### Objective
Return each line of the listing that contains the string "other".

········

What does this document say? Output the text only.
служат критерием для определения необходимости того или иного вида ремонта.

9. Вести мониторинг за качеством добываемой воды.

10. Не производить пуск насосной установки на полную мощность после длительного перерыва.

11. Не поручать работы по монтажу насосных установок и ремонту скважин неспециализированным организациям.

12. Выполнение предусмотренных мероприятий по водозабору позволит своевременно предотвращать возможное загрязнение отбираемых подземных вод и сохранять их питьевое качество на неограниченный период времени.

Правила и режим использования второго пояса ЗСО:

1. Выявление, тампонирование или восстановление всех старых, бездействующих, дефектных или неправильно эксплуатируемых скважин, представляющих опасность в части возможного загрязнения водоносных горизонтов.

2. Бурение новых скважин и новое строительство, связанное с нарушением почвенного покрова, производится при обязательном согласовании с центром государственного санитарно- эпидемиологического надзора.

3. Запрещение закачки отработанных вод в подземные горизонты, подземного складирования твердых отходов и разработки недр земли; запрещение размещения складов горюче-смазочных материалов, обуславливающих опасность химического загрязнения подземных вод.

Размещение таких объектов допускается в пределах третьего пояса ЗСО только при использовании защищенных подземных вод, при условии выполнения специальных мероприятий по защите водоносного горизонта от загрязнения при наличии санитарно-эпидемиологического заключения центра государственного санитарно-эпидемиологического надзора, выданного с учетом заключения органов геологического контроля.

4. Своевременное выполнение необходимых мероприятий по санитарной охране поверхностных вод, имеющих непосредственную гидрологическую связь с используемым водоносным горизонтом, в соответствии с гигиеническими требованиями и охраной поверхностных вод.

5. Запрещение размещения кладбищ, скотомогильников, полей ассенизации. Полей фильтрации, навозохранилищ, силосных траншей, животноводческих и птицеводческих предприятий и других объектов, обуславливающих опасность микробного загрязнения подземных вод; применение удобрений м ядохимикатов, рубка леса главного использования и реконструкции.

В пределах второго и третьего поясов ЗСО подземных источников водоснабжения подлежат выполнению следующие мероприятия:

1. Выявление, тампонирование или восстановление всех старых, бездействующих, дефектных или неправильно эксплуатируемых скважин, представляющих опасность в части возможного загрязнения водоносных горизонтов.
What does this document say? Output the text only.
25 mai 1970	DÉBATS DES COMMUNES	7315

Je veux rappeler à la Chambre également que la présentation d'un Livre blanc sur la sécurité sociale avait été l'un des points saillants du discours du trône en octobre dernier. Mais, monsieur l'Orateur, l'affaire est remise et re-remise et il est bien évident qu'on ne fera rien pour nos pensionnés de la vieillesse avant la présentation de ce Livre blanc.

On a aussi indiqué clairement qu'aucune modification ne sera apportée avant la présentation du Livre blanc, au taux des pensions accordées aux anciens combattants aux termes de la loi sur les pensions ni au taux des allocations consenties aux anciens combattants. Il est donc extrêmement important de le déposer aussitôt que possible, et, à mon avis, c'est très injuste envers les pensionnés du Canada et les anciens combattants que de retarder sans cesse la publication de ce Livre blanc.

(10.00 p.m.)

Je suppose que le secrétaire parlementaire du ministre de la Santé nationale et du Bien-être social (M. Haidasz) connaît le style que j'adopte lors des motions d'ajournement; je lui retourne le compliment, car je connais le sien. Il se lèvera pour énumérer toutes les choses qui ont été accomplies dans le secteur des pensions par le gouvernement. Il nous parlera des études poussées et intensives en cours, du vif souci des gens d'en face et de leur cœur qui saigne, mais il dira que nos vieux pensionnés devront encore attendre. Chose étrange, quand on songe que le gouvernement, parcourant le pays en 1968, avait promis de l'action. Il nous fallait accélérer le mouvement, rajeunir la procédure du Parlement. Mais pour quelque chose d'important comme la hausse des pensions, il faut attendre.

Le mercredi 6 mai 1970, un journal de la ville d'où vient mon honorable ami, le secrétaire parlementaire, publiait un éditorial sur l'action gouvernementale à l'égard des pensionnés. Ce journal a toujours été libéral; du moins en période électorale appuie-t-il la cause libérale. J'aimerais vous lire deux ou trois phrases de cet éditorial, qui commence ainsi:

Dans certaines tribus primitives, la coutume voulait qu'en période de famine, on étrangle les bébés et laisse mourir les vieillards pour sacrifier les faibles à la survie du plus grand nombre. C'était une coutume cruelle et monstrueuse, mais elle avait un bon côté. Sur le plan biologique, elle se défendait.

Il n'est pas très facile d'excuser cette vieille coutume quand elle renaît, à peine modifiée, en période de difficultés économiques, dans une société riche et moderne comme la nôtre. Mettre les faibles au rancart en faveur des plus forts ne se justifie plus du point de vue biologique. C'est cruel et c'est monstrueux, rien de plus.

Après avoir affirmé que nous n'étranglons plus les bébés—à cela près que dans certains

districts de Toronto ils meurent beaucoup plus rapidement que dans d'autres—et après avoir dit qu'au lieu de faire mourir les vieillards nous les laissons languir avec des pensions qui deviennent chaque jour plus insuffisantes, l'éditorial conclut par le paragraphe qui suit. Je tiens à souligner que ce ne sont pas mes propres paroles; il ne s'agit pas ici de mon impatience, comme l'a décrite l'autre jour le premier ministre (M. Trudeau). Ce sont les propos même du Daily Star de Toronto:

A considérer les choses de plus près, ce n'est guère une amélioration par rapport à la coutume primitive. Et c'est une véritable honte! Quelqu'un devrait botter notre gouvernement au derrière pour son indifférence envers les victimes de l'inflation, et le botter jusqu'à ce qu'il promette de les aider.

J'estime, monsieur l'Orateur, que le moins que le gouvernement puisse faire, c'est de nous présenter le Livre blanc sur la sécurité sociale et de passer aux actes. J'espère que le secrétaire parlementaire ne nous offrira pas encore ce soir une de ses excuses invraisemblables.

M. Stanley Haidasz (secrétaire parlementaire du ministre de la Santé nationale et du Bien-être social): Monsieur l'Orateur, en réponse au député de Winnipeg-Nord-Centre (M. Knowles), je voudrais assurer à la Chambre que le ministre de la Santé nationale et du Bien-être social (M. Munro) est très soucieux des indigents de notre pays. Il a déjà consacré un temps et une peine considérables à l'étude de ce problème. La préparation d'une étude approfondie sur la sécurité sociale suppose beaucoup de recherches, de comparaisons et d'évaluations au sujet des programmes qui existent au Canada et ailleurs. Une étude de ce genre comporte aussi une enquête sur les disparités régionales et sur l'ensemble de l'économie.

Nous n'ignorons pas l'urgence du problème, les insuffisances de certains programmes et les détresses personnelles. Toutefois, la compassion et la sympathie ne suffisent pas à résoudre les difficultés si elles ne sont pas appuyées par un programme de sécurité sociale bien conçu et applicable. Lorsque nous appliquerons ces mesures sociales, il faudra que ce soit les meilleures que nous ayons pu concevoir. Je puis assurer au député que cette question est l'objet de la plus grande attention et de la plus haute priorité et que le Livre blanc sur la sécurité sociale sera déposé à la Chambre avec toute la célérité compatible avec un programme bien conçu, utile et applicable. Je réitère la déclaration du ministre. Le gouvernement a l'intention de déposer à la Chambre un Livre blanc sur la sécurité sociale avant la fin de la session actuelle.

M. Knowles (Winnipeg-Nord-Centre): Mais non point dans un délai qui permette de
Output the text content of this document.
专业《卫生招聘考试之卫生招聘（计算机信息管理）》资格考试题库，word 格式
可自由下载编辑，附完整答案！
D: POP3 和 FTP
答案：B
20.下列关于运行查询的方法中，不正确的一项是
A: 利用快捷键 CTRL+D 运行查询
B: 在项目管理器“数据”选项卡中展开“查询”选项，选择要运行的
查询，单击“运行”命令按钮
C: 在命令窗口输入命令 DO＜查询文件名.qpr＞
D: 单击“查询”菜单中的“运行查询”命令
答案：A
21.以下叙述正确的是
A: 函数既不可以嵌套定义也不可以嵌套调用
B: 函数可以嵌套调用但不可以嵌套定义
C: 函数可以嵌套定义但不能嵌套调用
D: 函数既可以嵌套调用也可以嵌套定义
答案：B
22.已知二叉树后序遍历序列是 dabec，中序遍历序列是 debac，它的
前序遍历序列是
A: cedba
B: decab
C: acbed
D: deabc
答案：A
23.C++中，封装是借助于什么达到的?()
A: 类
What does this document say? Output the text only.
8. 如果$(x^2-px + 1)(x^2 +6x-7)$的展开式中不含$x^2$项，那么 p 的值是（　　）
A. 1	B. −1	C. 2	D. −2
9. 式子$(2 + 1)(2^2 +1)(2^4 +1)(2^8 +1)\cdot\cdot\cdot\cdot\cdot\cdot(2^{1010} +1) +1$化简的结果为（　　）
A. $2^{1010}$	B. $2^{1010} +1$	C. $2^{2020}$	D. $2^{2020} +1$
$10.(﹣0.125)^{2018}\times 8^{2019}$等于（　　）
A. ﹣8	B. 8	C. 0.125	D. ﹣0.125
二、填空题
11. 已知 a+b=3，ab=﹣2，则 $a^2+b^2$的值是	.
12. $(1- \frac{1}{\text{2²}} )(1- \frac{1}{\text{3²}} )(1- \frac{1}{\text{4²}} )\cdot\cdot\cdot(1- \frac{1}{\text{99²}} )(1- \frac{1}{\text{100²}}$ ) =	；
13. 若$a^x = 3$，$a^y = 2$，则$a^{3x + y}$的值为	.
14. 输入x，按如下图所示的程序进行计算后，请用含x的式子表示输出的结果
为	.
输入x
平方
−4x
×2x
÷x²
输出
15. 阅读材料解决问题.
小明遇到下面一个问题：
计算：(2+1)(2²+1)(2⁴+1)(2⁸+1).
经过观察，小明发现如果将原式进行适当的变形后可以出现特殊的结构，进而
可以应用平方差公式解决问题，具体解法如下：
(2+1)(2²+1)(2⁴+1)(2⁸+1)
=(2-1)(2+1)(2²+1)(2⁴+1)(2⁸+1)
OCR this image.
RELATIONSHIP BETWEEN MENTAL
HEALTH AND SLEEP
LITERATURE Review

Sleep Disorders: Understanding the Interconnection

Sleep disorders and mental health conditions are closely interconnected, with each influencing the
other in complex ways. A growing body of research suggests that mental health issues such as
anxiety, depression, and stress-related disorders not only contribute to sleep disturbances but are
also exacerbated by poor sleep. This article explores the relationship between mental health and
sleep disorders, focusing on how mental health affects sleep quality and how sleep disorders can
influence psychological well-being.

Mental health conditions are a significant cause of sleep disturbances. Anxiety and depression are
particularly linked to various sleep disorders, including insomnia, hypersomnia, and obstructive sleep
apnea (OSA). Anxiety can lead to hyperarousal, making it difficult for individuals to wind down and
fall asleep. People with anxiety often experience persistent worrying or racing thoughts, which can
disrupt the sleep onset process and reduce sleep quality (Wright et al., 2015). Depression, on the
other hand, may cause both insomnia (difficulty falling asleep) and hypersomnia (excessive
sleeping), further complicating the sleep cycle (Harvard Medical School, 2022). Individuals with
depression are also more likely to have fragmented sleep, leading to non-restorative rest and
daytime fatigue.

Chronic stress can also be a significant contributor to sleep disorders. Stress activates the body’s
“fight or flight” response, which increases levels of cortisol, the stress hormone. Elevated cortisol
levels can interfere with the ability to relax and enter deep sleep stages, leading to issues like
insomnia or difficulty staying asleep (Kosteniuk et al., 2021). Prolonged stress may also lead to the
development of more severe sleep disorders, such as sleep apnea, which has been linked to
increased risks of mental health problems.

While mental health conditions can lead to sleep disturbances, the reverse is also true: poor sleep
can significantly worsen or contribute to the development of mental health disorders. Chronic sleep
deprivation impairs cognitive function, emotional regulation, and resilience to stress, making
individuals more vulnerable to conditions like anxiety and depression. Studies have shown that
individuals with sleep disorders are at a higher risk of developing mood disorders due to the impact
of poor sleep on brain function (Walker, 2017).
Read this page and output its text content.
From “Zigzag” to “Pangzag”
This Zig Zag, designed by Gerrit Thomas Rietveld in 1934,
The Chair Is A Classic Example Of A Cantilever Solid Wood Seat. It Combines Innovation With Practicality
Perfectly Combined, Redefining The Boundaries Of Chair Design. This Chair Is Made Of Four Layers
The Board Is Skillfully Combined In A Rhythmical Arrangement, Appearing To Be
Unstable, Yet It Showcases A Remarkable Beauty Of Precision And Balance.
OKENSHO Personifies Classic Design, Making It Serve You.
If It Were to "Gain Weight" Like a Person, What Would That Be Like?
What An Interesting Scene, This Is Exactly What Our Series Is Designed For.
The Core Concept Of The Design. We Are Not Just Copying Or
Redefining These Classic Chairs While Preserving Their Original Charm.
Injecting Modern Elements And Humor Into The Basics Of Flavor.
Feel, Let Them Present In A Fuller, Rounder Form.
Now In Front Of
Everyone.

········

### Solution below
other in complex ways. A growing body of research suggests that mental health issues such as
other hand, may cause both insomnia (difficulty falling asleep) and hypersomnia (excessive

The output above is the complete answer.